* EXCERPTED RECORDS
------------------------------------
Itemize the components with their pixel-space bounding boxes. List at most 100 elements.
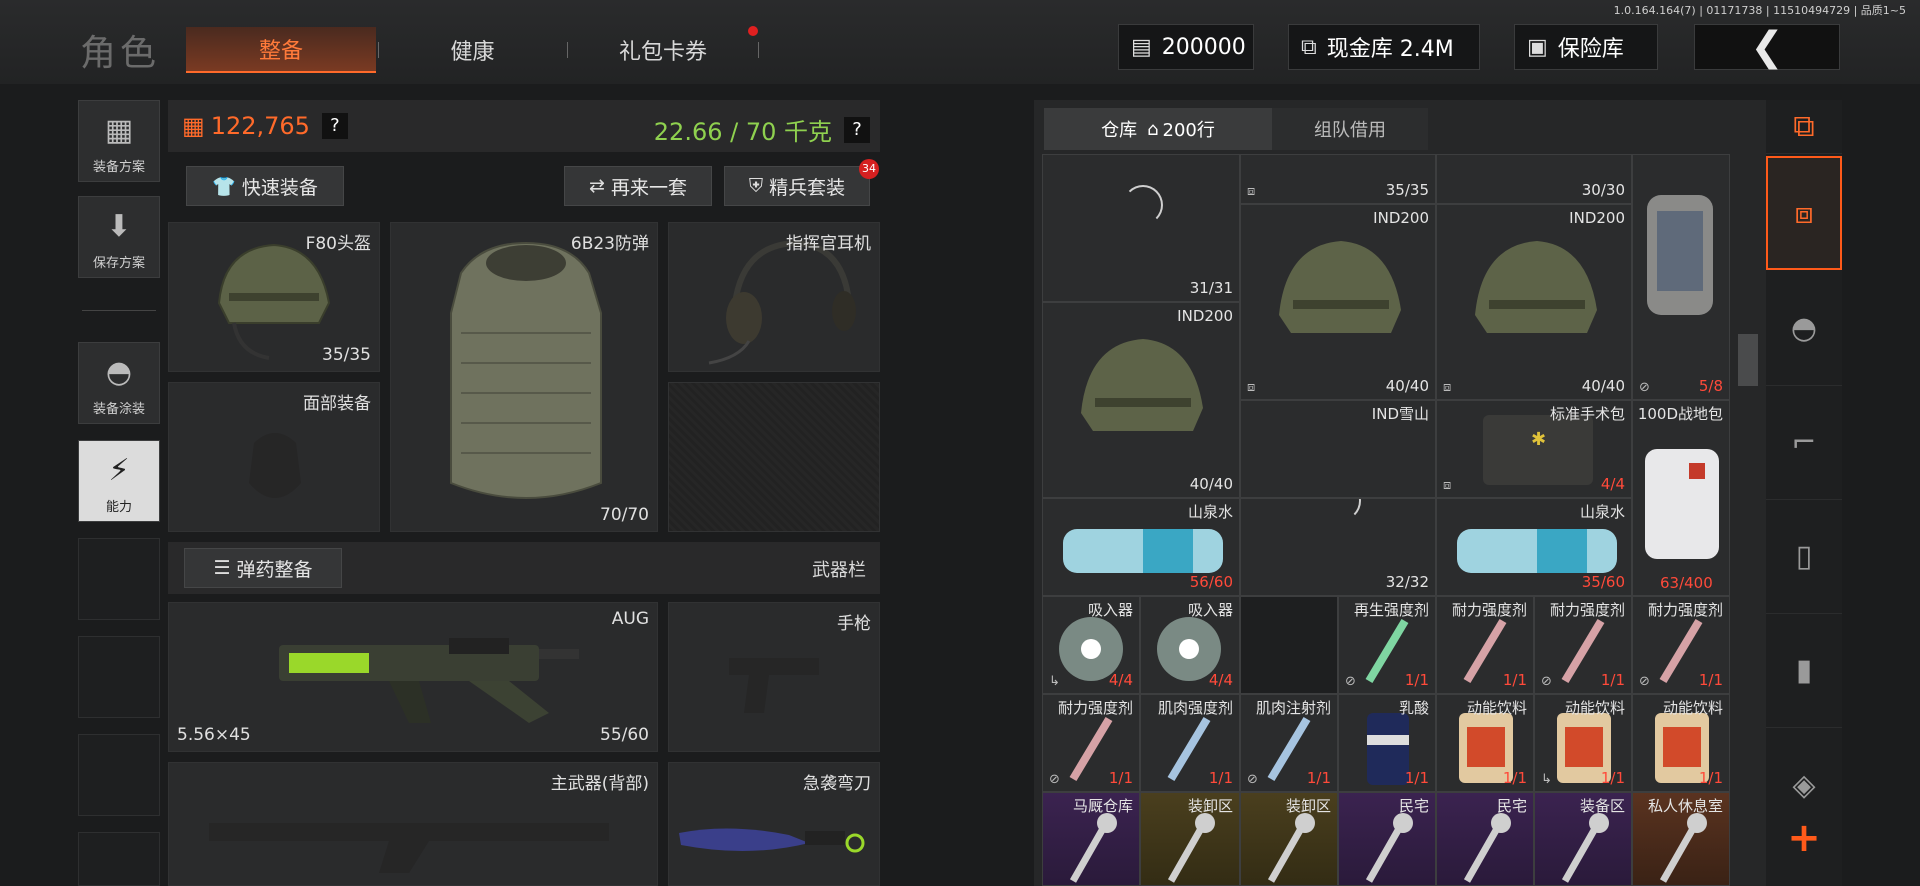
- category-magazine-icon[interactable]: ▯: [1766, 500, 1842, 614]
- inventory-item[interactable]: 山泉水 35/60: [1436, 498, 1632, 596]
- inventory-item[interactable]: 肌肉注射剂 ⊘ 1/1: [1240, 694, 1338, 792]
- item-qty: 1/1: [1600, 769, 1625, 787]
- item-name: 100D战地包: [1637, 405, 1723, 423]
- key-item[interactable]: 民宅: [1436, 792, 1534, 886]
- inventory-item[interactable]: 吸入器 4/4: [1140, 596, 1240, 694]
- inventory-item[interactable]: 再生强度剂 ⊘ 1/1: [1338, 596, 1436, 694]
- ammo-icon: ☰: [213, 557, 231, 579]
- sidebar-empty-slot: [78, 832, 160, 886]
- category-all-icon[interactable]: ⧈: [1766, 156, 1842, 270]
- safe-icon: ▣: [1527, 34, 1548, 60]
- shield-icon: ⛨: [748, 175, 764, 197]
- inventory-item[interactable]: IND雪山: [1240, 400, 1436, 498]
- no-insure-icon: ⊘: [1247, 772, 1258, 787]
- again-button[interactable]: ⇄ 再来一套: [564, 166, 712, 206]
- helmet-image: [1279, 241, 1401, 333]
- inventory-item[interactable]: 耐力强度剂 1/1: [1436, 596, 1534, 694]
- box-icon: ⧈: [1443, 478, 1452, 493]
- inventory-item[interactable]: 吸入器 ↳ 4/4: [1042, 596, 1140, 694]
- pistol-slot[interactable]: 手枪: [668, 602, 880, 752]
- tab-health[interactable]: 健康: [380, 27, 565, 73]
- knife-slot[interactable]: 急袭弯刀: [668, 762, 880, 886]
- top-bar: 1.0.164.164(7) | 01171738 | 11510494729 …: [0, 0, 1920, 84]
- help-icon[interactable]: ?: [844, 116, 870, 143]
- shirt-icon: 👕: [212, 175, 236, 198]
- inventory-item[interactable]: 动能饮料 1/1: [1436, 694, 1534, 792]
- help-icon[interactable]: ?: [321, 113, 348, 139]
- category-ammo-icon[interactable]: ▮: [1766, 614, 1842, 728]
- elite-set-button[interactable]: ⛨ 精兵套装 34: [724, 159, 879, 206]
- item-qty: 1/1: [1502, 769, 1527, 787]
- item-name: 耐力强度剂: [1057, 699, 1133, 717]
- inventory-item[interactable]: ⊘ 5/8: [1632, 154, 1730, 400]
- face-gear-slot[interactable]: 面部装备: [168, 382, 380, 532]
- inventory-item[interactable]: 动能饮料 ↳ 1/1: [1534, 694, 1632, 792]
- inventory-item[interactable]: 32/32: [1240, 498, 1436, 596]
- inventory-item[interactable]: 耐力强度剂 ⊘ 1/1: [1632, 596, 1730, 694]
- category-helmet-icon[interactable]: ◓: [1766, 272, 1842, 386]
- back-button[interactable]: ❮: [1694, 24, 1840, 70]
- headset-slot[interactable]: 指挥官耳机: [668, 222, 880, 372]
- tab-team-borrow[interactable]: 组队借用: [1272, 108, 1428, 150]
- vault-button[interactable]: ⧉ 现金库 2.4M: [1288, 24, 1480, 70]
- inventory-item[interactable]: 山泉水 56/60: [1042, 498, 1240, 596]
- sidebar-item-label: 能力: [105, 500, 132, 515]
- weapon-bar-label: 武器栏: [812, 560, 866, 581]
- key-item[interactable]: 马厩仓库: [1042, 792, 1140, 886]
- warehouse-scrollbar[interactable]: [1738, 334, 1758, 386]
- key-item[interactable]: 装卸区: [1140, 792, 1240, 886]
- save-plan-button[interactable]: ⬇ 保存方案: [78, 196, 160, 278]
- key-item[interactable]: 民宅: [1338, 792, 1436, 886]
- add-icon[interactable]: +: [1766, 810, 1842, 866]
- loadout-plan-button[interactable]: ▦ 装备方案: [78, 100, 160, 182]
- inventory-item[interactable]: 肌肉强度剂 1/1: [1140, 694, 1240, 792]
- category-rifle-icon[interactable]: ⌐: [1766, 386, 1842, 500]
- key-item[interactable]: 装卸区: [1240, 792, 1338, 886]
- slot-durability: 70/70: [600, 505, 649, 525]
- box-icon: ⧈: [1443, 380, 1452, 395]
- inventory-item[interactable]: ⧈ 35/35: [1240, 154, 1436, 204]
- sidebar-empty-slot: [78, 636, 160, 718]
- sort-layers-icon[interactable]: ⧉: [1766, 100, 1842, 154]
- inventory-item[interactable]: 100D战地包: [1632, 400, 1730, 596]
- tab-equip[interactable]: 整备: [186, 27, 376, 73]
- no-insure-icon: ⊘: [1639, 380, 1650, 395]
- item-qty: 1/1: [1600, 671, 1625, 689]
- quick-equip-button[interactable]: 👕 快速装备: [186, 166, 344, 206]
- inventory-item[interactable]: 31/31: [1042, 154, 1240, 302]
- inventory-item[interactable]: 乳酸 1/1: [1338, 694, 1436, 792]
- inventory-item[interactable]: IND200 40/40: [1042, 302, 1240, 498]
- tab-gift-coupons[interactable]: 礼包卡券: [570, 27, 756, 73]
- inventory-item[interactable]: ✱ 标准手术包 ⧈ 4/4: [1436, 400, 1632, 498]
- item-name: 耐力强度剂: [1451, 601, 1527, 619]
- item-name: IND雪山: [1371, 405, 1429, 423]
- inventory-item[interactable]: 耐力强度剂 ⊘ 1/1: [1534, 596, 1632, 694]
- back-weapon-slot[interactable]: 主武器(背部): [168, 762, 658, 886]
- armor-slot[interactable]: 6B23防弹 70/70: [390, 222, 658, 532]
- inventory-item[interactable]: 耐力强度剂 ⊘ 1/1: [1042, 694, 1140, 792]
- primary-weapon-slot[interactable]: AUG 5.56×45 55/60: [168, 602, 658, 752]
- safe-button[interactable]: ▣ 保险库: [1514, 24, 1658, 70]
- inventory-item[interactable]: 30/30: [1436, 154, 1632, 204]
- gear-skin-button[interactable]: ◓ 装备涂装: [78, 342, 160, 424]
- ammo-bar: ☰ 弹药整备 武器栏: [168, 542, 880, 594]
- version-text: 1.0.164.164(7) | 01171738 | 11510494729 …: [1613, 4, 1906, 17]
- inventory-item[interactable]: IND200 ⧈ 40/40: [1436, 204, 1632, 400]
- ability-button[interactable]: ⚡ 能力: [78, 440, 160, 522]
- vest-value-icon: ▦: [182, 112, 205, 140]
- notification-dot: [748, 26, 758, 36]
- vest-icon: ▦: [104, 113, 134, 148]
- inventory-item[interactable]: IND200 ⧈ 40/40: [1240, 204, 1436, 400]
- helmet-slot[interactable]: F80头盔 35/35: [168, 222, 380, 372]
- key-item[interactable]: 私人休息室: [1632, 792, 1730, 886]
- equipment-value-text: 122,765: [210, 112, 310, 140]
- empty-gear-slot[interactable]: [668, 382, 880, 532]
- key-item[interactable]: 装备区: [1534, 792, 1632, 886]
- tab-storage[interactable]: 仓库 ⌂ 200行: [1044, 108, 1272, 150]
- item-qty: 1/1: [1108, 769, 1133, 787]
- ammo-equip-button[interactable]: ☰ 弹药整备: [184, 548, 342, 588]
- export-icon: ↳: [1049, 674, 1060, 689]
- empty-cell[interactable]: [1240, 596, 1338, 694]
- inventory-item[interactable]: 动能饮料 1/1: [1632, 694, 1730, 792]
- item-qty: 35/35: [1385, 181, 1429, 199]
------------------------------------
* GIVEN TASK
Rewrite the listing above, replacing "help-icon" with "info-icon" wherever it occurs and keeping every other line unchanged. Leave the pictures out.

* IN RESPONSE
Itemize the components with their pixel-space bounding boxes. List at most 100 elements.
- category-magazine-icon[interactable]: ▯: [1766, 500, 1842, 614]
- inventory-item[interactable]: 山泉水 35/60: [1436, 498, 1632, 596]
- inventory-item[interactable]: 肌肉注射剂 ⊘ 1/1: [1240, 694, 1338, 792]
- item-qty: 1/1: [1600, 769, 1625, 787]
- item-name: 100D战地包: [1637, 405, 1723, 423]
- key-item[interactable]: 民宅: [1436, 792, 1534, 886]
- inventory-item[interactable]: 吸入器 4/4: [1140, 596, 1240, 694]
- inventory-item[interactable]: 再生强度剂 ⊘ 1/1: [1338, 596, 1436, 694]
- ammo-icon: ☰: [213, 557, 231, 579]
- sidebar-empty-slot: [78, 832, 160, 886]
- category-all-icon[interactable]: ⧈: [1766, 156, 1842, 270]
- safe-icon: ▣: [1527, 34, 1548, 60]
- shield-icon: ⛨: [748, 175, 764, 197]
- inventory-item[interactable]: IND雪山: [1240, 400, 1436, 498]
- no-insure-icon: ⊘: [1247, 772, 1258, 787]
- again-button[interactable]: ⇄ 再来一套: [564, 166, 712, 206]
- helmet-image: [1279, 241, 1401, 333]
- inventory-item[interactable]: 耐力强度剂 1/1: [1436, 596, 1534, 694]
- box-icon: ⧈: [1443, 478, 1452, 493]
- inventory-item[interactable]: 吸入器 ↳ 4/4: [1042, 596, 1140, 694]
- pistol-slot[interactable]: 手枪: [668, 602, 880, 752]
- tab-health[interactable]: 健康: [380, 27, 565, 73]
- knife-slot[interactable]: 急袭弯刀: [668, 762, 880, 886]
- top-bar: 1.0.164.164(7) | 01171738 | 11510494729 …: [0, 0, 1920, 84]
- info-icon[interactable]: ?: [844, 116, 870, 143]
- shirt-icon: 👕: [212, 175, 236, 198]
- inventory-item[interactable]: 动能饮料 1/1: [1436, 694, 1534, 792]
- info-icon[interactable]: ?: [321, 113, 348, 139]
- category-ammo-icon[interactable]: ▮: [1766, 614, 1842, 728]
- elite-set-button[interactable]: ⛨ 精兵套装 34: [724, 159, 879, 206]
- item-qty: 1/1: [1502, 769, 1527, 787]
- item-name: 耐力强度剂: [1057, 699, 1133, 717]
- inventory-item[interactable]: ⊘ 5/8: [1632, 154, 1730, 400]
- face-gear-slot[interactable]: 面部装备: [168, 382, 380, 532]
- inventory-item[interactable]: 动能饮料 ↳ 1/1: [1534, 694, 1632, 792]
- inventory-item[interactable]: 32/32: [1240, 498, 1436, 596]
- inventory-item[interactable]: 耐力强度剂 ⊘ 1/1: [1632, 596, 1730, 694]
- category-helmet-icon[interactable]: ◓: [1766, 272, 1842, 386]
- back-button[interactable]: ❮: [1694, 24, 1840, 70]
- headset-slot[interactable]: 指挥官耳机: [668, 222, 880, 372]
- tab-team-borrow[interactable]: 组队借用: [1272, 108, 1428, 150]
- vault-button[interactable]: ⧉ 现金库 2.4M: [1288, 24, 1480, 70]
- inventory-item[interactable]: 山泉水 56/60: [1042, 498, 1240, 596]
- sidebar-item-label: 能力: [105, 500, 132, 515]
- weapon-bar-label: 武器栏: [812, 560, 866, 581]
- key-item[interactable]: 马厩仓库: [1042, 792, 1140, 886]
- warehouse-scrollbar[interactable]: [1738, 334, 1758, 386]
- key-item[interactable]: 装卸区: [1140, 792, 1240, 886]
- save-plan-button[interactable]: ⬇ 保存方案: [78, 196, 160, 278]
- key-item[interactable]: 民宅: [1338, 792, 1436, 886]
- add-icon[interactable]: +: [1766, 810, 1842, 866]
- loadout-plan-button[interactable]: ▦ 装备方案: [78, 100, 160, 182]
- inventory-item[interactable]: 肌肉强度剂 1/1: [1140, 694, 1240, 792]
- category-rifle-icon[interactable]: ⌐: [1766, 386, 1842, 500]
- key-item[interactable]: 装卸区: [1240, 792, 1338, 886]
- slot-durability: 70/70: [600, 505, 649, 525]
- box-icon: ⧈: [1443, 380, 1452, 395]
- inventory-item[interactable]: ⧈ 35/35: [1240, 154, 1436, 204]
- sidebar-empty-slot: [78, 636, 160, 718]
- sort-layers-icon[interactable]: ⧉: [1766, 100, 1842, 154]
- inventory-item[interactable]: 100D战地包: [1632, 400, 1730, 596]
- tab-equip[interactable]: 整备: [186, 27, 376, 73]
- no-insure-icon: ⊘: [1639, 380, 1650, 395]
- item-qty: 1/1: [1600, 671, 1625, 689]
- quick-equip-button[interactable]: 👕 快速装备: [186, 166, 344, 206]
- inventory-item[interactable]: 31/31: [1042, 154, 1240, 302]
- inventory-item[interactable]: 乳酸 1/1: [1338, 694, 1436, 792]
- inventory-item[interactable]: IND200 40/40: [1042, 302, 1240, 498]
- tab-gift-coupons[interactable]: 礼包卡券: [570, 27, 756, 73]
- inventory-item[interactable]: ✱ 标准手术包 ⧈ 4/4: [1436, 400, 1632, 498]
- item-name: 耐力强度剂: [1451, 601, 1527, 619]
- item-name: IND雪山: [1371, 405, 1429, 423]
- inventory-item[interactable]: 耐力强度剂 ⊘ 1/1: [1534, 596, 1632, 694]
- back-weapon-slot[interactable]: 主武器(背部): [168, 762, 658, 886]
- armor-slot[interactable]: 6B23防弹 70/70: [390, 222, 658, 532]
- inventory-item[interactable]: 耐力强度剂 ⊘ 1/1: [1042, 694, 1140, 792]
- primary-weapon-slot[interactable]: AUG 5.56×45 55/60: [168, 602, 658, 752]
- safe-button[interactable]: ▣ 保险库: [1514, 24, 1658, 70]
- inventory-item[interactable]: 30/30: [1436, 154, 1632, 204]
- gear-skin-button[interactable]: ◓ 装备涂装: [78, 342, 160, 424]
- ammo-bar: ☰ 弹药整备 武器栏: [168, 542, 880, 594]
- version-text: 1.0.164.164(7) | 01171738 | 11510494729 …: [1613, 4, 1906, 17]
- inventory-item[interactable]: IND200 ⧈ 40/40: [1436, 204, 1632, 400]
- ability-button[interactable]: ⚡ 能力: [78, 440, 160, 522]
- vest-value-icon: ▦: [182, 112, 205, 140]
- notification-dot: [748, 26, 758, 36]
- vest-icon: ▦: [104, 113, 134, 148]
- inventory-item[interactable]: IND200 ⧈ 40/40: [1240, 204, 1436, 400]
- helmet-slot[interactable]: F80头盔 35/35: [168, 222, 380, 372]
- key-item[interactable]: 私人休息室: [1632, 792, 1730, 886]
- equipment-value-text: 122,765: [210, 112, 310, 140]
- empty-gear-slot[interactable]: [668, 382, 880, 532]
- key-item[interactable]: 装备区: [1534, 792, 1632, 886]
- tab-storage[interactable]: 仓库 ⌂ 200行: [1044, 108, 1272, 150]
- item-qty: 1/1: [1108, 769, 1133, 787]
- ammo-equip-button[interactable]: ☰ 弹药整备: [184, 548, 342, 588]
- export-icon: ↳: [1049, 674, 1060, 689]
- empty-cell[interactable]: [1240, 596, 1338, 694]
- inventory-item[interactable]: 动能饮料 1/1: [1632, 694, 1730, 792]
- item-qty: 35/35: [1385, 181, 1429, 199]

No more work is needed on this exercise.